Collected data entries:
[BEGIN]
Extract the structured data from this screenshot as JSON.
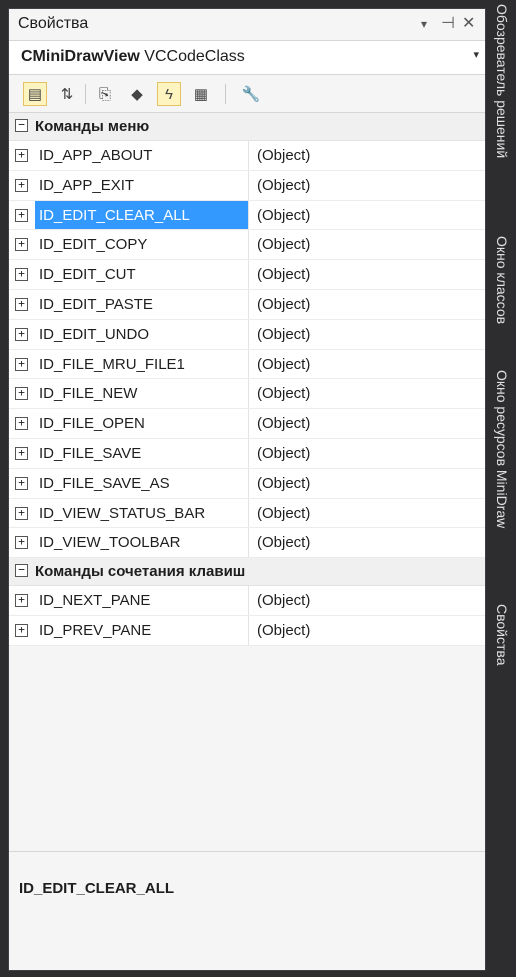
{
  "panel": {
    "title": "Свойства",
    "title_buttons": {
      "dropdown": "▾",
      "pin": "⊣",
      "close": "✕"
    }
  },
  "object_selector": {
    "class_bold": "CMiniDrawView",
    "class_rest": "VCCodeClass",
    "dropdown": "▾"
  },
  "toolbar": {
    "buttons": [
      {
        "name": "categorized",
        "glyph": "▤",
        "active": true
      },
      {
        "name": "alphabetical",
        "glyph": "⇅",
        "active": false
      },
      {
        "name": "properties",
        "glyph": "⎘",
        "active": false
      },
      {
        "name": "events",
        "glyph": "◆",
        "active": false
      },
      {
        "name": "messages",
        "glyph": "ϟ",
        "active": true
      },
      {
        "name": "overrides",
        "glyph": "▦",
        "active": false
      },
      {
        "name": "property-pages",
        "glyph": "🔧",
        "active": false
      }
    ]
  },
  "grid": {
    "categories": [
      {
        "label": "Команды меню",
        "expander": "−",
        "rows": [
          {
            "name": "ID_APP_ABOUT",
            "value": "(Object)",
            "expander": "+"
          },
          {
            "name": "ID_APP_EXIT",
            "value": "(Object)",
            "expander": "+"
          },
          {
            "name": "ID_EDIT_CLEAR_ALL",
            "value": "(Object)",
            "expander": "+",
            "selected": true
          },
          {
            "name": "ID_EDIT_COPY",
            "value": "(Object)",
            "expander": "+"
          },
          {
            "name": "ID_EDIT_CUT",
            "value": "(Object)",
            "expander": "+"
          },
          {
            "name": "ID_EDIT_PASTE",
            "value": "(Object)",
            "expander": "+"
          },
          {
            "name": "ID_EDIT_UNDO",
            "value": "(Object)",
            "expander": "+"
          },
          {
            "name": "ID_FILE_MRU_FILE1",
            "value": "(Object)",
            "expander": "+"
          },
          {
            "name": "ID_FILE_NEW",
            "value": "(Object)",
            "expander": "+"
          },
          {
            "name": "ID_FILE_OPEN",
            "value": "(Object)",
            "expander": "+"
          },
          {
            "name": "ID_FILE_SAVE",
            "value": "(Object)",
            "expander": "+"
          },
          {
            "name": "ID_FILE_SAVE_AS",
            "value": "(Object)",
            "expander": "+"
          },
          {
            "name": "ID_VIEW_STATUS_BAR",
            "value": "(Object)",
            "expander": "+"
          },
          {
            "name": "ID_VIEW_TOOLBAR",
            "value": "(Object)",
            "expander": "+"
          }
        ]
      },
      {
        "label": "Команды сочетания клавиш",
        "expander": "−",
        "rows": [
          {
            "name": "ID_NEXT_PANE",
            "value": "(Object)",
            "expander": "+"
          },
          {
            "name": "ID_PREV_PANE",
            "value": "(Object)",
            "expander": "+"
          }
        ]
      }
    ]
  },
  "description": {
    "title": "ID_EDIT_CLEAR_ALL"
  },
  "side_tabs": [
    "Обозреватель решений",
    "Окно классов",
    "Окно ресурсов MiniDraw",
    "Свойства"
  ],
  "colors": {
    "selection": "#3399ff",
    "chrome": "#2d2d30"
  }
}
[END]
▶ _Problem_: From the material above, gather all lines that include the string "Окно" and copy them.

▶ _Result of the task_:
    "Окно классов",
    "Окно ресурсов MiniDraw",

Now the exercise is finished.